PROBLEM >> Every record that follows should be printed verbatim.

DATASET ROWS >>

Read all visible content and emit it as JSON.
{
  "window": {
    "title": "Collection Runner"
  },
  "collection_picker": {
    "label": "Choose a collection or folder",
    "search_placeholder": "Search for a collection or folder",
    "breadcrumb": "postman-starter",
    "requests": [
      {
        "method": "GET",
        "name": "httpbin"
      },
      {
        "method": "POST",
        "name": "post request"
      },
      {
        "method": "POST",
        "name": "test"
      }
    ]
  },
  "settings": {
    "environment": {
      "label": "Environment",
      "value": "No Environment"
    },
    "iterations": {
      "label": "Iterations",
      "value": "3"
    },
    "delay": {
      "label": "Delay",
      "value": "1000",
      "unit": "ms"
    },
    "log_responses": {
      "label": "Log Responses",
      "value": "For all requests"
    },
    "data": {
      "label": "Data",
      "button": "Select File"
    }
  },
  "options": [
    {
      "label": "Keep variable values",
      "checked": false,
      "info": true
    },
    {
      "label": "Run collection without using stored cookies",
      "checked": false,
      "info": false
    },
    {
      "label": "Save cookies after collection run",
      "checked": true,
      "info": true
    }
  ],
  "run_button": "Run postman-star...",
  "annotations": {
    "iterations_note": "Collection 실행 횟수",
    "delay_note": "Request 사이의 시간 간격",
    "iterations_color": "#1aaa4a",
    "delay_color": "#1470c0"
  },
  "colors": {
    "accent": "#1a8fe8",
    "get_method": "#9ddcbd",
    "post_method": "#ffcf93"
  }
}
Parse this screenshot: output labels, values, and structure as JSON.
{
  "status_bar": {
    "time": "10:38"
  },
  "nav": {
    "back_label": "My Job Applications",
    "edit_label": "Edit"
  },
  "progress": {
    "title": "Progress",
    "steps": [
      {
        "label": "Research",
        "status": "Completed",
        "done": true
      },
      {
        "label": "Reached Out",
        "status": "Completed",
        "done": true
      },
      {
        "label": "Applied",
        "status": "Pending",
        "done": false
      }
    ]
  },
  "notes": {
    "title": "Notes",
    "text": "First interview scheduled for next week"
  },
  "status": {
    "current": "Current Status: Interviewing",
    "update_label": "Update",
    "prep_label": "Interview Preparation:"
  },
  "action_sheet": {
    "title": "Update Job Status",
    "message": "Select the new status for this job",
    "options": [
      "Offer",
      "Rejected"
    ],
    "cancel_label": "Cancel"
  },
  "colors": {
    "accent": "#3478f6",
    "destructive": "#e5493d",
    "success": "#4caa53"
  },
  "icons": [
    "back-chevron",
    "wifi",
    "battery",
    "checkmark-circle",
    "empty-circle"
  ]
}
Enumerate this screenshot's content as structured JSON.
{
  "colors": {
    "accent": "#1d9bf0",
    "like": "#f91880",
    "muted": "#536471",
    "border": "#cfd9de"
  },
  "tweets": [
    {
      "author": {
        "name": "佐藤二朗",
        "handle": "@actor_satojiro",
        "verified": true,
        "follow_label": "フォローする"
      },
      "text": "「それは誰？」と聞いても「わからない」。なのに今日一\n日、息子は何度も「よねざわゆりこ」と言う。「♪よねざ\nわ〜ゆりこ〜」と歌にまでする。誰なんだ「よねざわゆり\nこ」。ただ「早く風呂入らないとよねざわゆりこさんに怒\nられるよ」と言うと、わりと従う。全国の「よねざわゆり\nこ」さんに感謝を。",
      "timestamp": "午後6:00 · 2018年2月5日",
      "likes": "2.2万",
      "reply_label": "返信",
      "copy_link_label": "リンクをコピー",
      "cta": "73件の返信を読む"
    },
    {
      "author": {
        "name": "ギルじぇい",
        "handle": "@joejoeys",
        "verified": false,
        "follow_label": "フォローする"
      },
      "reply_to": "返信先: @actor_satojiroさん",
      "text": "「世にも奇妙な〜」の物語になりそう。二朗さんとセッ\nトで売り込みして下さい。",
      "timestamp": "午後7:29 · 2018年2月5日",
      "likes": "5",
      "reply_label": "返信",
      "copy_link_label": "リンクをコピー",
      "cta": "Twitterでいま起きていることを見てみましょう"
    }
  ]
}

FULL ANSWER >>
Read all visible content and emit it as JSON.
{
  "window": {
    "title": "Collection Runner"
  },
  "collection_picker": {
    "label": "Choose a collection or folder",
    "search_placeholder": "Search for a collection or folder",
    "breadcrumb": "postman-starter",
    "requests": [
      {
        "method": "GET",
        "name": "httpbin"
      },
      {
        "method": "POST",
        "name": "post request"
      },
      {
        "method": "POST",
        "name": "test"
      }
    ]
  },
  "settings": {
    "environment": {
      "label": "Environment",
      "value": "No Environment"
    },
    "iterations": {
      "label": "Iterations",
      "value": "3"
    },
    "delay": {
      "label": "Delay",
      "value": "1000",
      "unit": "ms"
    },
    "log_responses": {
      "label": "Log Responses",
      "value": "For all requests"
    },
    "data": {
      "label": "Data",
      "button": "Select File"
    }
  },
  "options": [
    {
      "label": "Keep variable values",
      "checked": false,
      "info": true
    },
    {
      "label": "Run collection without using stored cookies",
      "checked": false,
      "info": false
    },
    {
      "label": "Save cookies after collection run",
      "checked": true,
      "info": true
    }
  ],
  "run_button": "Run postman-star...",
  "annotations": {
    "iterations_note": "Collection 실행 횟수",
    "delay_note": "Request 사이의 시간 간격",
    "iterations_color": "#1aaa4a",
    "delay_color": "#1470c0"
  },
  "colors": {
    "accent": "#1a8fe8",
    "get_method": "#9ddcbd",
    "post_method": "#ffcf93"
  }
}
Parse this screenshot: output labels, values, and structure as JSON.
{
  "status_bar": {
    "time": "10:38"
  },
  "nav": {
    "back_label": "My Job Applications",
    "edit_label": "Edit"
  },
  "progress": {
    "title": "Progress",
    "steps": [
      {
        "label": "Research",
        "status": "Completed",
        "done": true
      },
      {
        "label": "Reached Out",
        "status": "Completed",
        "done": true
      },
      {
        "label": "Applied",
        "status": "Pending",
        "done": false
      }
    ]
  },
  "notes": {
    "title": "Notes",
    "text": "First interview scheduled for next week"
  },
  "status": {
    "current": "Current Status: Interviewing",
    "update_label": "Update",
    "prep_label": "Interview Preparation:"
  },
  "action_sheet": {
    "title": "Update Job Status",
    "message": "Select the new status for this job",
    "options": [
      "Offer",
      "Rejected"
    ],
    "cancel_label": "Cancel"
  },
  "colors": {
    "accent": "#3478f6",
    "destructive": "#e5493d",
    "success": "#4caa53"
  },
  "icons": [
    "back-chevron",
    "wifi",
    "battery",
    "checkmark-circle",
    "empty-circle"
  ]
}
Enumerate this screenshot's content as structured JSON.
{
  "colors": {
    "accent": "#1d9bf0",
    "like": "#f91880",
    "muted": "#536471",
    "border": "#cfd9de"
  },
  "tweets": [
    {
      "author": {
        "name": "佐藤二朗",
        "handle": "@actor_satojiro",
        "verified": true,
        "follow_label": "フォローする"
      },
      "text": "「それは誰？」と聞いても「わからない」。なのに今日一\n日、息子は何度も「よねざわゆりこ」と言う。「♪よねざ\nわ〜ゆりこ〜」と歌にまでする。誰なんだ「よねざわゆり\nこ」。ただ「早く風呂入らないとよねざわゆりこさんに怒\nられるよ」と言うと、わりと従う。全国の「よねざわゆり\nこ」さんに感謝を。",
      "timestamp": "午後6:00 · 2018年2月5日",
      "likes": "2.2万",
      "reply_label": "返信",
      "copy_link_label": "リンクをコピー",
      "cta": "73件の返信を読む"
    },
    {
      "author": {
        "name": "ギルじぇい",
        "handle": "@joejoeys",
        "verified": false,
        "follow_label": "フォローする"
      },
      "reply_to": "返信先: @actor_satojiroさん",
      "text": "「世にも奇妙な〜」の物語になりそう。二朗さんとセッ\nトで売り込みして下さい。",
      "timestamp": "午後7:29 · 2018年2月5日",
      "likes": "5",
      "reply_label": "返信",
      "copy_link_label": "リンクをコピー",
      "cta": "Twitterでいま起きていることを見てみましょう"
    }
  ]
}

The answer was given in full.